WHAT IS NEEDED:
Print the whole mailing-list message below about porting RTEMS, word for word.

READING TEXT:
________________________
Porting RTEMS to an Freescale MC9328MX21 with ARM926EJ-S based chip

Fernando Nicodemos fgnicodemos at terra.com.br
Sat Sep 26 06:41:11 UTC 2009


Hi,

I've been developing a new BSP since May 2009.
We are porting the csb337 to the new BSP csb637. It is an ARM9 processor
from ATMEL (the AT91RM9200).
We want this BSP in the 4.10 version.

It is good work to do and it is not so easy if you want it a little more
complete. I think the basic things are: UART at least for testing, and the
mininum OS functionality.

We based on the existing BSP and change somethings to the new one. I am
delevoping also some drivers to complete the BSP, but i think it is a harder
task to do.
As xu ray said the quicker way to do is create a new folder and change based
on the existing closer BSP.

Best regards,

Fernando Nicodemos 


On 9/25/09 11:42 PM, "xu ray" <rayx.cn at gmail.com> wrote:

> I think you might want to check CSB336 in ARM BSP dir first.
> The old CSB336 is design for MC9328MXL, it would be very similar with the
> MC9328MX21. A quick and dirty way for you would be changing csb336 directly.
> Be sure to change the csb336.cfg in make dir for the arm926ej. (although the
> binary code might be the same with arm920t)
> 
> 
> 2009/9/26 Pablo Salinas <psalinas.bomfim at gmail.com>
>> Hello there,
>>                    Me and a couple of classmates are looking for a good
>> Embedded Systems Design class project. One project idea is to port some RTOS
>> into the board and cpu used in class.
>> 
>> We use a TLL 6219 in-house Board with an ARM 926EJ-S
>> <http://www.arm.com/products/CPUs/ARM926EJ-S.html> CPU inside a MC9328MX21
>> chipset. The project should be finished by the first week of December,
>> therefore we have roughly 2 months and a half to work and finish it. All
>> three of us have other assignments, therefore we wouldn't like to invest all
>> our time in this project.
________________________
RECORDS SUPPLIED:
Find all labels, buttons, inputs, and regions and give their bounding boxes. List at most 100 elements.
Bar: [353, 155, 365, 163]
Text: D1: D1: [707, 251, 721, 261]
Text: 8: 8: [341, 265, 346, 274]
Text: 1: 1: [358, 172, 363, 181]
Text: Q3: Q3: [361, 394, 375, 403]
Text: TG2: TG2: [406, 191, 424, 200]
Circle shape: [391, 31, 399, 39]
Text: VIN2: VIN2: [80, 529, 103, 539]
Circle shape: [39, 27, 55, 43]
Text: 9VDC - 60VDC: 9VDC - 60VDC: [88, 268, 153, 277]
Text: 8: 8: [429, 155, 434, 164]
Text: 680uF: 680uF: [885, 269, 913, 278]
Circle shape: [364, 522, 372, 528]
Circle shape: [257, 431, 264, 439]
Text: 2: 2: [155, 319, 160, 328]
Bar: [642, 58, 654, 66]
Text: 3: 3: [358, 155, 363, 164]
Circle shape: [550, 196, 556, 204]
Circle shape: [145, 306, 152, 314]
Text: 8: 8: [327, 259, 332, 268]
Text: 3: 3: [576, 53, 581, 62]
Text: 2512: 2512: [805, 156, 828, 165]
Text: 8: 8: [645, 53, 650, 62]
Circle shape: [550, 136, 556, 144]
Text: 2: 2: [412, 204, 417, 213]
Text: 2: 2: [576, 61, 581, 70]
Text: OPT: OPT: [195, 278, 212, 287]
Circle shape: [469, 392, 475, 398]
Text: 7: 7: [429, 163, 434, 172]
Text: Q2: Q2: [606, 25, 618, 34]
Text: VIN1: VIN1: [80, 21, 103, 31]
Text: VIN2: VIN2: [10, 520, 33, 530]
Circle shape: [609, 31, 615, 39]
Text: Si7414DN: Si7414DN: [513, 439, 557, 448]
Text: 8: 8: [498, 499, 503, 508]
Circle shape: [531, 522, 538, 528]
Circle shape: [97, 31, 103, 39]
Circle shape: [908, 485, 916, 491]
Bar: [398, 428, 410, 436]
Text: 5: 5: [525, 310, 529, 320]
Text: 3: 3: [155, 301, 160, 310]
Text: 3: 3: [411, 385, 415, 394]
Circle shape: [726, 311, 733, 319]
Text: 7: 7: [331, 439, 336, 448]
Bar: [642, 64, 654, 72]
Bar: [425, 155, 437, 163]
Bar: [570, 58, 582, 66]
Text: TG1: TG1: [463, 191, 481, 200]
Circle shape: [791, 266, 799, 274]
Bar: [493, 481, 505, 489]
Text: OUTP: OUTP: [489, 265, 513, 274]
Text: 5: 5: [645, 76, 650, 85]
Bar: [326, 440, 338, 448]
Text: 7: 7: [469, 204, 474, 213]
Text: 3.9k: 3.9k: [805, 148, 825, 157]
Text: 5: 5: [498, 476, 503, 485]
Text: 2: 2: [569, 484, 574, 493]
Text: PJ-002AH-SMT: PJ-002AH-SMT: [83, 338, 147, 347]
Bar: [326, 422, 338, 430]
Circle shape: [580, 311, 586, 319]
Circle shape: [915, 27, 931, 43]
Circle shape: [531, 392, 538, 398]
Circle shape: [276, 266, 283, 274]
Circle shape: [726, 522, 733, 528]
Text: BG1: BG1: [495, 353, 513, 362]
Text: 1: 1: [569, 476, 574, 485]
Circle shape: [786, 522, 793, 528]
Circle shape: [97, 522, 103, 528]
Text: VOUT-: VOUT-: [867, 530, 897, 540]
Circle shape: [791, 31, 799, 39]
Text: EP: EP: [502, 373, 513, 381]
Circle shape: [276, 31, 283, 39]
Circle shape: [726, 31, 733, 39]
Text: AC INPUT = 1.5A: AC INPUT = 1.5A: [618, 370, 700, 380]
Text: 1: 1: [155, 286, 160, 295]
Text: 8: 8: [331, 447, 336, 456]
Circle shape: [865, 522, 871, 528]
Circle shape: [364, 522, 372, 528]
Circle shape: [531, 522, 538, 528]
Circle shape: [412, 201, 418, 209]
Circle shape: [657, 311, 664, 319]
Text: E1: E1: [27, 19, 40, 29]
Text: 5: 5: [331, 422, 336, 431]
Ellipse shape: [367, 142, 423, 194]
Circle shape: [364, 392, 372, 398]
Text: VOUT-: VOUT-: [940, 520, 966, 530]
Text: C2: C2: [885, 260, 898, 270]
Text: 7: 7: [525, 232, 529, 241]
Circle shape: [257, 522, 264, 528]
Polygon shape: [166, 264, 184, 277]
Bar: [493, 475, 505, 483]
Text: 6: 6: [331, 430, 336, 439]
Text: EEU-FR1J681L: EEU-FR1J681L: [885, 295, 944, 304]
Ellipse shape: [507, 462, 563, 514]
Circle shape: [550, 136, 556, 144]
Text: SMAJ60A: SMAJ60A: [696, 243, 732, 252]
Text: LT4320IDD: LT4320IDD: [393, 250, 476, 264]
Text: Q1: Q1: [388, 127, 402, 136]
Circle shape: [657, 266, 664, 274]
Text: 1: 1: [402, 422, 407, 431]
________________________
RESULT FOR THIS EXERCISE:
Porting RTEMS to an Freescale MC9328MX21 with ARM926EJ-S based chip

Fernando Nicodemos fgnicodemos at terra.com.br
Sat Sep 26 06:41:11 UTC 2009


Hi,

I've been developing a new BSP since May 2009.
We are porting the csb337 to the new BSP csb637. It is an ARM9 processor
from ATMEL (the AT91RM9200).
We want this BSP in the 4.10 version.

It is good work to do and it is not so easy if you want it a little more
complete. I think the basic things are: UART at least for testing, and the
mininum OS functionality.

We based on the existing BSP and change somethings to the new one. I am
delevoping also some drivers to complete the BSP, but i think it is a harder
task to do.
As xu ray said the quicker way to do is create a new folder and change based
on the existing closer BSP.

Best regards,

Fernando Nicodemos 


On 9/25/09 11:42 PM, "xu ray" <rayx.cn at gmail.com> wrote:

> I think you might want to check CSB336 in ARM BSP dir first.
> The old CSB336 is design for MC9328MXL, it would be very similar with the
> MC9328MX21. A quick and dirty way for you would be changing csb336 directly.
> Be sure to change the csb336.cfg in make dir for the arm926ej. (although the
> binary code might be the same with arm920t)
> 
> 
> 2009/9/26 Pablo Salinas <psalinas.bomfim at gmail.com>
>> Hello there,
>>                    Me and a couple of classmates are looking for a good
>> Embedded Systems Design class project. One project idea is to port some RTOS
>> into the board and cpu used in class.
>> 
>> We use a TLL 6219 in-house Board with an ARM 926EJ-S
>> <http://www.arm.com/products/CPUs/ARM926EJ-S.html> CPU inside a MC9328MX21
>> chipset. The project should be finished by the first week of December,
>> therefore we have roughly 2 months and a half to work and finish it. All
>> three of us have other assignments, therefore we wouldn't like to invest all
>> our time in this project.